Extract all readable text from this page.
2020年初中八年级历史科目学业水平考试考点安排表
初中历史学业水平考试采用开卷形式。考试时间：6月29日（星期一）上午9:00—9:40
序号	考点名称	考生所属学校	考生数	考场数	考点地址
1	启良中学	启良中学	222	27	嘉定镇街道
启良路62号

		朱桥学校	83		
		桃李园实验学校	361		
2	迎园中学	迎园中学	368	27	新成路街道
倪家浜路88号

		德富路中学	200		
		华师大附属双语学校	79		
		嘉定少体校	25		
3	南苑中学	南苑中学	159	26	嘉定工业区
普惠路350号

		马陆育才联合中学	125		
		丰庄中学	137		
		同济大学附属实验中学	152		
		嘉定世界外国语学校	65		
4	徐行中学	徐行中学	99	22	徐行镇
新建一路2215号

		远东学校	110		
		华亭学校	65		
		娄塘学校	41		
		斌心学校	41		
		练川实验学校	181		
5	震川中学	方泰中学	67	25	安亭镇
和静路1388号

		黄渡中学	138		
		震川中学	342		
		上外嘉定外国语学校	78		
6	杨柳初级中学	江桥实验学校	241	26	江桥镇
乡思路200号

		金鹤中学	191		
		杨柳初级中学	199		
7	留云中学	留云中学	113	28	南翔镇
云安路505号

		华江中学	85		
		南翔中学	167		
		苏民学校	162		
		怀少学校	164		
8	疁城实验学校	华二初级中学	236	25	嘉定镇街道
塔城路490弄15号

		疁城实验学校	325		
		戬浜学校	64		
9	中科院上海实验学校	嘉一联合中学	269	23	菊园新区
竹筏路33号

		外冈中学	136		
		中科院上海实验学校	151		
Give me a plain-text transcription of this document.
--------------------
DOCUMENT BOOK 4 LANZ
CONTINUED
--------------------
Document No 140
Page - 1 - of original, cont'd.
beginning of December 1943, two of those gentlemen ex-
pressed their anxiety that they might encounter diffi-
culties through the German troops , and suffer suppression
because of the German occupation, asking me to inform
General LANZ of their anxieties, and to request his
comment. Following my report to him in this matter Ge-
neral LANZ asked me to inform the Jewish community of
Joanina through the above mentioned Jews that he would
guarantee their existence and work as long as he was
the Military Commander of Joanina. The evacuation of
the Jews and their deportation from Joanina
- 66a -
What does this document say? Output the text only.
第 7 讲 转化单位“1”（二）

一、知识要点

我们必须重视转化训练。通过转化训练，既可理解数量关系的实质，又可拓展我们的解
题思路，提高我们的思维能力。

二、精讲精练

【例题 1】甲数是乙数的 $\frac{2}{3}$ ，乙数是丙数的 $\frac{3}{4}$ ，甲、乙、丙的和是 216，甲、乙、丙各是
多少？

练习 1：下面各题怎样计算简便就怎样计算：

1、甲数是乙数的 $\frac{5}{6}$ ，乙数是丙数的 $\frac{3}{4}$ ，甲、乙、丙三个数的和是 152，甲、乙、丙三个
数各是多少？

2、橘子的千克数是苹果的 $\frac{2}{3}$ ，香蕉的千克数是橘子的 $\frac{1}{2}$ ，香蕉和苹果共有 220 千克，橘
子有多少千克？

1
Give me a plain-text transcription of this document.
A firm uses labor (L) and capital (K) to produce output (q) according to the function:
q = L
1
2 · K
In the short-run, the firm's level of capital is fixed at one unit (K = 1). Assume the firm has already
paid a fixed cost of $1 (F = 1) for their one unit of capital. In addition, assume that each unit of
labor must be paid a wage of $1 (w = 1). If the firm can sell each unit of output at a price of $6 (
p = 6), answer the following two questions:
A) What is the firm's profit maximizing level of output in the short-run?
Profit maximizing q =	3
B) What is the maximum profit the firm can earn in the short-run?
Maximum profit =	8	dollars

## GIVEN REQUEST
Repeat exactly, and only, the lines from the line containing "What does this" through the last line of the records above, both included.

## REPLY TO THE EXERCISE
What does this document say? Output the text only.
第 7 讲 转化单位“1”（二）

一、知识要点

我们必须重视转化训练。通过转化训练，既可理解数量关系的实质，又可拓展我们的解
题思路，提高我们的思维能力。

二、精讲精练

【例题 1】甲数是乙数的 $\frac{2}{3}$ ，乙数是丙数的 $\frac{3}{4}$ ，甲、乙、丙的和是 216，甲、乙、丙各是
多少？

练习 1：下面各题怎样计算简便就怎样计算：

1、甲数是乙数的 $\frac{5}{6}$ ，乙数是丙数的 $\frac{3}{4}$ ，甲、乙、丙三个数的和是 152，甲、乙、丙三个
数各是多少？

2、橘子的千克数是苹果的 $\frac{2}{3}$ ，香蕉的千克数是橘子的 $\frac{1}{2}$ ，香蕉和苹果共有 220 千克，橘
子有多少千克？

1
Give me a plain-text transcription of this document.
A firm uses labor (L) and capital (K) to produce output (q) according to the function:
q = L
1
2 · K
In the short-run, the firm's level of capital is fixed at one unit (K = 1). Assume the firm has already
paid a fixed cost of $1 (F = 1) for their one unit of capital. In addition, assume that each unit of
labor must be paid a wage of $1 (w = 1). If the firm can sell each unit of output at a price of $6 (
p = 6), answer the following two questions:
A) What is the firm's profit maximizing level of output in the short-run?
Profit maximizing q =	3
B) What is the maximum profit the firm can earn in the short-run?
Maximum profit =	8	dollars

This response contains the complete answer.